> _Objective 1_
Copy the listing word for word, beginning at its first line and stopping after the line that contains "Bar (255, 68, 275, 211)".

> _Excerpt to read_
----

A good example is the Oberg home. It wasn't until the footer for the foundation was complete that the surveyor discovered a problem — a section of the footer was put in the wrong place. Greg Allen, the site supervisor, had to have that section of the footer re-poured, which involved getting the mixer back out to the lot.

Note: If this footer problem had gone unnoticed, this particular garage wall would have moved in 6" -- changing the size of the garage, the layout of the second-floor rooms and even the roofline. Thankfully, the re-pouring of the footer took care of the problem and the laying of the foundation blocks could be continued.

When building a foundation of this size and complexity, it's important for the site supervisor to keep the masons and other subcontractors informed about the details of the home. "There are eight or nine different types, size and shapes of block in this foundation," Allen explains. "What I do is color-code them, give them [the masons and subcontractors] a list of everything I figured and the way I figured so they know how many [blocks] I have for each wall and what pieces for each wall. I break it down wall by wall by wall for them."

Each color indicates a different type of block or an opening for a window or door. The masons can quickly look at the plan and know which block to use next.

Believe it or not, even with this much attention given to details, errors can still occur. For example, along the back wall of the home, a mason inadvertently left out a window. "It was just a mistake," Allen said. "I gave them color prints to indicate the different colors of block but the rain we had a little bit the one day and with the sun the colors were starting to fade away so it's not so quick and easy to see as it was originally." Know that these types of errors are common when building a custom home! And the time taken to fix them adds up, and so much so that the move-in date can be affected.

Tip: Frequent visits to the job site by the homeowners can help to uncover these mistakes.

Another problem occurred concerning the bricks for the house. A special-shaped brick being used on the house was not going to be ready in time for when the bricks should be laid. The brick laying starts in six weeks; however, this particular brick would not be ready from the manufacturer for 10 to 12 weeks. "Building a home takes a lot of time," Allen says, "and it takes a lot of effort on both the builder's part and the homeowners' part. The homeowner has to be able to keep up with the demands of the schedule." A selection sheet (for choosing the bricks, fixtures, paint colors, etc.) is given out by the builder to the homeowners, and it's up to them to keep on track. Allen says it's vital to make the selections as quickly as possible.

The Obergs solved the brick dilemma by going back to the brick store and find a replacement that looks good and can be delivered on time.

As the mason team rounds the front-right corner of the house another mistake shows up, and it's on the blueprints this time. It takes a long time to figure out exactly what the problem is, and especially how to deal with it! There was a discrepancy in one of the doorframes — an 8" error, in fact. Allen had to shift the door over 4" due to the error. Even though there was a mistake in the blueprint, the door will be fine and look centered from the street. Unbelievably, this 8" mistake will show up again and again (changing room sizes, rooflines and more) during the building process.

----

> _Objective 2_
In the excerpt about building the Oberg home, how many weeks would the manufacturer need to supply the special-shaped brick?

> _Part of a data file_
----

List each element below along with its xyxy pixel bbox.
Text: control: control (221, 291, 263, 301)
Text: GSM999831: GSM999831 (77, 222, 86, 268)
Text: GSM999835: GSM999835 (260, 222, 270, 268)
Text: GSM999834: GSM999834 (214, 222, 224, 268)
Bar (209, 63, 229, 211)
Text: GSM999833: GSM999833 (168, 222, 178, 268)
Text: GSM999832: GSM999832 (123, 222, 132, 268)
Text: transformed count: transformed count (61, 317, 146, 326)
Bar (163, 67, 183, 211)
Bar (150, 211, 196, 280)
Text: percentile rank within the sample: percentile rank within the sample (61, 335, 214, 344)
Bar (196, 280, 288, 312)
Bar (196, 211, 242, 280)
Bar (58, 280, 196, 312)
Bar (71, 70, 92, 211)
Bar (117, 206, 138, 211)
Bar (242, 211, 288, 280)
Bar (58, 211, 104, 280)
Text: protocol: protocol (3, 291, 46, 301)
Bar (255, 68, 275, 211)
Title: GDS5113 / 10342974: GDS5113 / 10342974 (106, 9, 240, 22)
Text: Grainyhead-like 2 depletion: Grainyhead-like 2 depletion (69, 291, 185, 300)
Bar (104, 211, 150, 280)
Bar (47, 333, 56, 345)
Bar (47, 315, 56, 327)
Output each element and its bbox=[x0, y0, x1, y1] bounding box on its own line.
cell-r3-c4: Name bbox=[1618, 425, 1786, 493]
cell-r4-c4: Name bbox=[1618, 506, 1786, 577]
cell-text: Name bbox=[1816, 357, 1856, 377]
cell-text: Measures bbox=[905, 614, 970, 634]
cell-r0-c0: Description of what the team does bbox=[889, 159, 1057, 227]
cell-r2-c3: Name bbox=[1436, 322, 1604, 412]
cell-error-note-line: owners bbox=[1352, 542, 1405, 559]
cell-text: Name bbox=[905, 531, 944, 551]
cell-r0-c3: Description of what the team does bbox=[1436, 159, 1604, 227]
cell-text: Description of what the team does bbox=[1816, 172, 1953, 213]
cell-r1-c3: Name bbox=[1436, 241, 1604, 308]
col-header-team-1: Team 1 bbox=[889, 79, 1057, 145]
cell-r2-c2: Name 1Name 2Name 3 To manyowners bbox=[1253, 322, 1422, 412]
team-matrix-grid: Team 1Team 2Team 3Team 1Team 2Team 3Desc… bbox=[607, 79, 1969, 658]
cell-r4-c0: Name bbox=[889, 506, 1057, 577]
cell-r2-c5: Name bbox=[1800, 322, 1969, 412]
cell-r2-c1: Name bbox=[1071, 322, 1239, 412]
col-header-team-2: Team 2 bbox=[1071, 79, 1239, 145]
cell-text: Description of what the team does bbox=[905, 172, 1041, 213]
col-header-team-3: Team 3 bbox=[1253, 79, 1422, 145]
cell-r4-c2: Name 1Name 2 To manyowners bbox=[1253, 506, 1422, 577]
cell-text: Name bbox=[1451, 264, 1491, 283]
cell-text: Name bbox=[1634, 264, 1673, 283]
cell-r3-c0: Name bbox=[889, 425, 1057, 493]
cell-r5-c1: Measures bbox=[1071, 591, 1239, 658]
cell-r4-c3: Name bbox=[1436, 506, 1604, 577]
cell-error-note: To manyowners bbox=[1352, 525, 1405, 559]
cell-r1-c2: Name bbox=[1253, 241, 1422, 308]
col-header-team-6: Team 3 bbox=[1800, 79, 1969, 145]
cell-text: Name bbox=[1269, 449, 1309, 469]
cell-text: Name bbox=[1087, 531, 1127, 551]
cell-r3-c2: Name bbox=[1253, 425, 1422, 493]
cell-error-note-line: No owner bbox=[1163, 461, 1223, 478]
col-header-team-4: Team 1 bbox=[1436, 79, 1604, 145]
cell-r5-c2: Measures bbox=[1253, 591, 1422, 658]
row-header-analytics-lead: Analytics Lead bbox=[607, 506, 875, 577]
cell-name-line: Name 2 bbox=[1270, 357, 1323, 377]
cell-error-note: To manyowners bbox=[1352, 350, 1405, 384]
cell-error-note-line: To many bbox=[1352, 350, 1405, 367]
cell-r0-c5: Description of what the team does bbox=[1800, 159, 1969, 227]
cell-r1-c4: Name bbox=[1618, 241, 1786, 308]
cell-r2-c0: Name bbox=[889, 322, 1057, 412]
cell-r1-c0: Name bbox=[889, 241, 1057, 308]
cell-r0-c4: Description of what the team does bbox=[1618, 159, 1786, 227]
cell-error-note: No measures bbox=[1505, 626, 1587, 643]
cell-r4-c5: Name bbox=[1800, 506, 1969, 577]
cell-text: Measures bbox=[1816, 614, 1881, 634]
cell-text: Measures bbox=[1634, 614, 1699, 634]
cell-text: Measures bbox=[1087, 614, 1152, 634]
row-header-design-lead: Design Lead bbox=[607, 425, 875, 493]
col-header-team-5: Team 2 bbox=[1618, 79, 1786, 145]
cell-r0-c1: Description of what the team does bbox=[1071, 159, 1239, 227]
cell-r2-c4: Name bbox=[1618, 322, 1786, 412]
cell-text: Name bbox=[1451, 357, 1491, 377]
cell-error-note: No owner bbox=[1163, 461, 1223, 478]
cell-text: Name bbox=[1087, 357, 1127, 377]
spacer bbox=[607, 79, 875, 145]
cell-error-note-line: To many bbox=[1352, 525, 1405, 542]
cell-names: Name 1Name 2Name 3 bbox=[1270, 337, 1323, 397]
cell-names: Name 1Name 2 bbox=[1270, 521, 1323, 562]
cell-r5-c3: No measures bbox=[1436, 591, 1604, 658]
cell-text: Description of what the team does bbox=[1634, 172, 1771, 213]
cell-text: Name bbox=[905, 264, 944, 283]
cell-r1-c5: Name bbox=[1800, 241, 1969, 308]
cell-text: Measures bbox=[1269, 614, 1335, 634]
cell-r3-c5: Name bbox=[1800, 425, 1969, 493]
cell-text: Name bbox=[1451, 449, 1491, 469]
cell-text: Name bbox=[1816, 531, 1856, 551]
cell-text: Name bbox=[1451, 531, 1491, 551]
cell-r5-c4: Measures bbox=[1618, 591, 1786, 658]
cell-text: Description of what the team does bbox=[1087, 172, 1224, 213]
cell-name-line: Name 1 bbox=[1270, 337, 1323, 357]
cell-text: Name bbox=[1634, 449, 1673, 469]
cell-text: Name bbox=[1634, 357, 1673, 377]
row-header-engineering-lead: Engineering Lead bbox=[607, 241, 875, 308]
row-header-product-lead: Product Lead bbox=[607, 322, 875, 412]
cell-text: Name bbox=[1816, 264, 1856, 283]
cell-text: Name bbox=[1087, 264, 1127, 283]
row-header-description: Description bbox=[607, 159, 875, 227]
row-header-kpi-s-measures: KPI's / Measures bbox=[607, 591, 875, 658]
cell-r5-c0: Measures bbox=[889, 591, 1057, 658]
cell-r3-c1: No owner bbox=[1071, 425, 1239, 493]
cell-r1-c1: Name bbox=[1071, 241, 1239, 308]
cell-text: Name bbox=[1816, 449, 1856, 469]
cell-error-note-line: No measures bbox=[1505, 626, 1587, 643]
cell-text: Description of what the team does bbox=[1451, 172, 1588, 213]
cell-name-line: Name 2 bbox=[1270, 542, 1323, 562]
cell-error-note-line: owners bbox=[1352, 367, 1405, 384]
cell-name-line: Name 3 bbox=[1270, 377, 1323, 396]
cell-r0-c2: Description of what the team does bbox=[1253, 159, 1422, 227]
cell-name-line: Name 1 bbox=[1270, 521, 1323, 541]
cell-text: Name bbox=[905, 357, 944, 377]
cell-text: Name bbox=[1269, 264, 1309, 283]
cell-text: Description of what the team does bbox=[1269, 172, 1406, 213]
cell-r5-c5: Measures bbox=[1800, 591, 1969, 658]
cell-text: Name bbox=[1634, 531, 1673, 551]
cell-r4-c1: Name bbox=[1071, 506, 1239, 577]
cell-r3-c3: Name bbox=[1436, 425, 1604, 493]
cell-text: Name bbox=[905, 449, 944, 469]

----

> _Expected answer 1_
List each element below along with its xyxy pixel bbox.
Text: control: control (221, 291, 263, 301)
Text: GSM999831: GSM999831 (77, 222, 86, 268)
Text: GSM999835: GSM999835 (260, 222, 270, 268)
Text: GSM999834: GSM999834 (214, 222, 224, 268)
Bar (209, 63, 229, 211)
Text: GSM999833: GSM999833 (168, 222, 178, 268)
Text: GSM999832: GSM999832 (123, 222, 132, 268)
Text: transformed count: transformed count (61, 317, 146, 326)
Bar (163, 67, 183, 211)
Bar (150, 211, 196, 280)
Text: percentile rank within the sample: percentile rank within the sample (61, 335, 214, 344)
Bar (196, 280, 288, 312)
Bar (196, 211, 242, 280)
Bar (58, 280, 196, 312)
Bar (71, 70, 92, 211)
Bar (117, 206, 138, 211)
Bar (242, 211, 288, 280)
Bar (58, 211, 104, 280)
Text: protocol: protocol (3, 291, 46, 301)
Bar (255, 68, 275, 211)

> _Expected answer 2_
10 to 12 weeks